** start Material provided **
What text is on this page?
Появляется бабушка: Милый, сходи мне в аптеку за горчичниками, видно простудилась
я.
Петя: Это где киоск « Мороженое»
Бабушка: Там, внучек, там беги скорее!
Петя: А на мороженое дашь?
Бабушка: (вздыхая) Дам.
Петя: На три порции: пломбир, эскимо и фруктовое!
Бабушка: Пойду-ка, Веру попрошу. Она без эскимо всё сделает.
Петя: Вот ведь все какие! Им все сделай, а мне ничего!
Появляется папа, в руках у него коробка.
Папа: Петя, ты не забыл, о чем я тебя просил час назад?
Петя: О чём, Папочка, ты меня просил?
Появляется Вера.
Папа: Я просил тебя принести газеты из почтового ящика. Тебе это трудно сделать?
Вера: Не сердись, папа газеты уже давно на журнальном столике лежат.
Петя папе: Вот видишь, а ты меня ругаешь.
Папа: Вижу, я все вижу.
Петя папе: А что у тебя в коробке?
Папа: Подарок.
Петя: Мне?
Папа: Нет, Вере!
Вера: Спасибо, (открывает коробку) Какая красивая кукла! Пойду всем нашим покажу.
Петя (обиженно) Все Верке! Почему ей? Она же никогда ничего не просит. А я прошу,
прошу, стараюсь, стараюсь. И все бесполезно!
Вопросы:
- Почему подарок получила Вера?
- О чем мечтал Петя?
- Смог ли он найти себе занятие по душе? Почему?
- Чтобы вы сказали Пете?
** end Material provided **
▸ Work to be completed:
List all lines in the material containing the string "газеты".

▸ Solution to the problem:
Папа: Я просил тебя принести газеты из почтового ящика. Тебе это трудно сделать?
Вера: Не сердись, папа газеты уже давно на журнальном столике лежат.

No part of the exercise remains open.